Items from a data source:

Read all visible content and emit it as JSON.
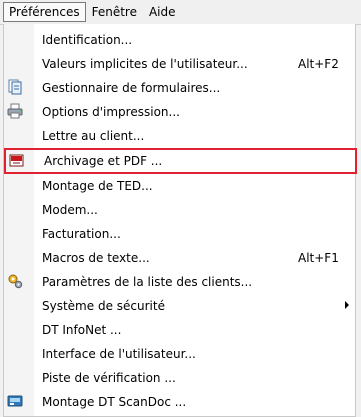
{
  "menubar": {
    "items": [
      {
        "label": "Préférences"
      },
      {
        "label": "Fenêtre"
      },
      {
        "label": "Aide"
      }
    ]
  },
  "menu": {
    "items": [
      {
        "label": "Identification..."
      },
      {
        "label": "Valeurs implicites de l'utilisateur...",
        "shortcut": "Alt+F2"
      },
      {
        "label": "Gestionnaire de formulaires...",
        "icon": "forms-manager-icon"
      },
      {
        "label": "Options d'impression...",
        "icon": "printer-icon"
      },
      {
        "label": "Lettre au client..."
      },
      {
        "label": "Archivage et PDF ...",
        "icon": "pdf-archive-icon",
        "highlighted": true
      },
      {
        "label": "Montage de TED..."
      },
      {
        "label": "Modem..."
      },
      {
        "label": "Facturation..."
      },
      {
        "label": "Macros de texte...",
        "shortcut": "Alt+F1"
      },
      {
        "label": "Paramètres de la liste des clients...",
        "icon": "settings-gears-icon"
      },
      {
        "label": "Système de sécurité",
        "submenu": true
      },
      {
        "label": "DT InfoNet ..."
      },
      {
        "label": "Interface de l'utilisateur..."
      },
      {
        "label": "Piste de vérification ..."
      },
      {
        "label": "Montage DT ScanDoc ...",
        "icon": "scanner-icon"
      }
    ]
  },
  "colors": {
    "highlight_border": "#e0212f"
  }
}
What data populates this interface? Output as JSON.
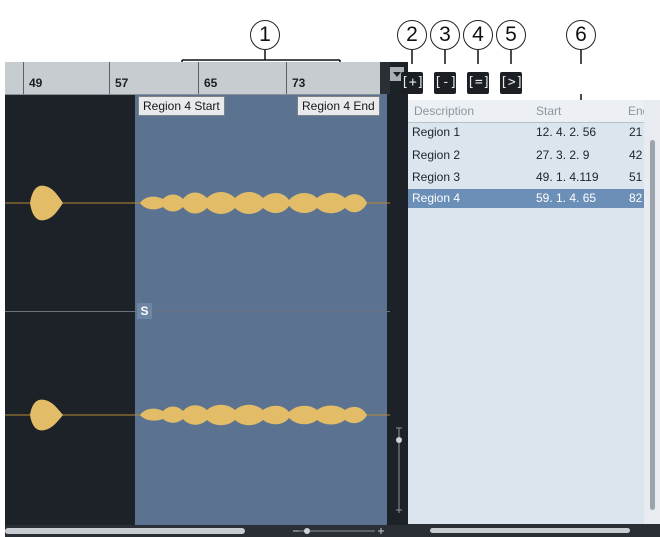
{
  "callouts": [
    "1",
    "2",
    "3",
    "4",
    "5",
    "6"
  ],
  "ruler": {
    "bars": [
      "49",
      "57",
      "65",
      "73"
    ]
  },
  "region_markers": {
    "start_label": "Region 4 Start",
    "end_label": "Region 4 End"
  },
  "editor": {
    "sync_marker": "S"
  },
  "toolbar": {
    "add_region_icon": "[+]",
    "remove_region_icon": "[-]",
    "select_region_icon": "[=]",
    "play_region_icon": "[>]"
  },
  "region_list": {
    "columns": [
      "Description",
      "Start",
      "End"
    ],
    "rows": [
      {
        "description": "Region 1",
        "start": "12. 4. 2. 56",
        "end": "21"
      },
      {
        "description": "Region 2",
        "start": "27. 3. 2.  9",
        "end": "42"
      },
      {
        "description": "Region 3",
        "start": "49. 1. 4.119",
        "end": "51"
      },
      {
        "description": "Region 4",
        "start": "59. 1. 4. 65",
        "end": "82"
      }
    ],
    "selected_index": 3
  },
  "colors": {
    "waveform": "#e2bc67",
    "region_highlight": "#5b7390",
    "selected_row": "#6b8fb7"
  }
}
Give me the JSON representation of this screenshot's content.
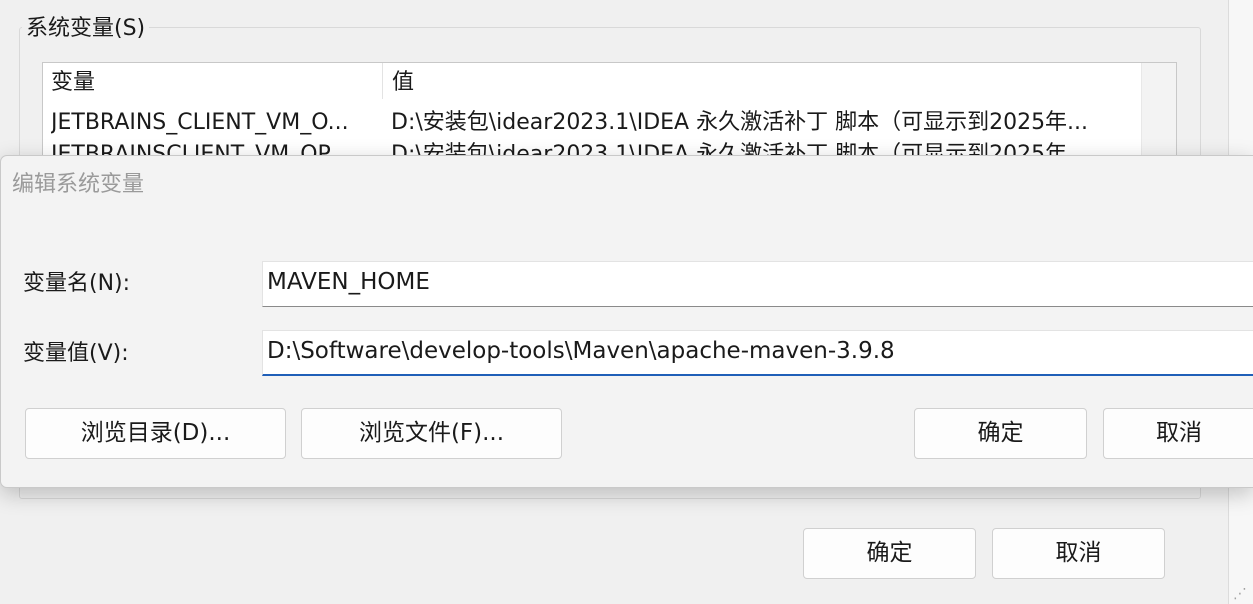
{
  "background_window": {
    "group_title": "系统变量(S)",
    "table": {
      "columns": [
        "变量",
        "值"
      ],
      "rows": [
        {
          "name": "JETBRAINS_CLIENT_VM_O...",
          "value": "D:\\安装包\\idear2023.1\\IDEA 永久激活补丁 脚本（可显示到2025年..."
        },
        {
          "name": "JETBRAINSCLIENT_VM_OP...",
          "value": "D:\\安装包\\idear2023.1\\IDEA 永久激活补丁 脚本（可显示到2025年..."
        }
      ]
    },
    "ok_label": "确定",
    "cancel_label": "取消"
  },
  "dialog": {
    "title": "编辑系统变量",
    "name_label": "变量名(N):",
    "name_value": "MAVEN_HOME",
    "value_label": "变量值(V):",
    "value_value": "D:\\Software\\develop-tools\\Maven\\apache-maven-3.9.8",
    "browse_dir_label": "浏览目录(D)...",
    "browse_file_label": "浏览文件(F)...",
    "ok_label": "确定",
    "cancel_label": "取消"
  }
}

[EXERCISE]:
Copy every record above exactly, leaving out any pictures.

[OUTPUT]:
Read all visible content and emit it as JSON.
{
  "menubar": {
    "items": [
      {
        "label": "Préférences"
      },
      {
        "label": "Fenêtre"
      },
      {
        "label": "Aide"
      }
    ]
  },
  "menu": {
    "items": [
      {
        "label": "Identification..."
      },
      {
        "label": "Valeurs implicites de l'utilisateur...",
        "shortcut": "Alt+F2"
      },
      {
        "label": "Gestionnaire de formulaires...",
        "icon": "forms-manager-icon"
      },
      {
        "label": "Options d'impression...",
        "icon": "printer-icon"
      },
      {
        "label": "Lettre au client..."
      },
      {
        "label": "Archivage et PDF ...",
        "icon": "pdf-archive-icon",
        "highlighted": true
      },
      {
        "label": "Montage de TED..."
      },
      {
        "label": "Modem..."
      },
      {
        "label": "Facturation..."
      },
      {
        "label": "Macros de texte...",
        "shortcut": "Alt+F1"
      },
      {
        "label": "Paramètres de la liste des clients...",
        "icon": "settings-gears-icon"
      },
      {
        "label": "Système de sécurité",
        "submenu": true
      },
      {
        "label": "DT InfoNet ..."
      },
      {
        "label": "Interface de l'utilisateur..."
      },
      {
        "label": "Piste de vérification ..."
      },
      {
        "label": "Montage DT ScanDoc ...",
        "icon": "scanner-icon"
      }
    ]
  },
  "colors": {
    "highlight_border": "#e0212f"
  }
}
What data populates this interface? Output as JSON.
{
  "callouts": [
    "1",
    "2",
    "3",
    "4",
    "5",
    "6"
  ],
  "ruler": {
    "bars": [
      "49",
      "57",
      "65",
      "73"
    ]
  },
  "region_markers": {
    "start_label": "Region 4 Start",
    "end_label": "Region 4 End"
  },
  "editor": {
    "sync_marker": "S"
  },
  "toolbar": {
    "add_region_icon": "[+]",
    "remove_region_icon": "[-]",
    "select_region_icon": "[=]",
    "play_region_icon": "[>]"
  },
  "region_list": {
    "columns": [
      "Description",
      "Start",
      "End"
    ],
    "rows": [
      {
        "description": "Region 1",
        "start": "12. 4. 2. 56",
        "end": "21"
      },
      {
        "description": "Region 2",
        "start": "27. 3. 2.  9",
        "end": "42"
      },
      {
        "description": "Region 3",
        "start": "49. 1. 4.119",
        "end": "51"
      },
      {
        "description": "Region 4",
        "start": "59. 1. 4. 65",
        "end": "82"
      }
    ],
    "selected_index": 3
  },
  "colors": {
    "waveform": "#e2bc67",
    "region_highlight": "#5b7390",
    "selected_row": "#6b8fb7"
  }
}
Give me the JSON representation of this screenshot's content.
{
  "background_window": {
    "group_title": "系统变量(S)",
    "table": {
      "columns": [
        "变量",
        "值"
      ],
      "rows": [
        {
          "name": "JETBRAINS_CLIENT_VM_O...",
          "value": "D:\\安装包\\idear2023.1\\IDEA 永久激活补丁 脚本（可显示到2025年..."
        },
        {
          "name": "JETBRAINSCLIENT_VM_OP...",
          "value": "D:\\安装包\\idear2023.1\\IDEA 永久激活补丁 脚本（可显示到2025年..."
        }
      ]
    },
    "ok_label": "确定",
    "cancel_label": "取消"
  },
  "dialog": {
    "title": "编辑系统变量",
    "name_label": "变量名(N):",
    "name_value": "MAVEN_HOME",
    "value_label": "变量值(V):",
    "value_value": "D:\\Software\\develop-tools\\Maven\\apache-maven-3.9.8",
    "browse_dir_label": "浏览目录(D)...",
    "browse_file_label": "浏览文件(F)...",
    "ok_label": "确定",
    "cancel_label": "取消"
  }
}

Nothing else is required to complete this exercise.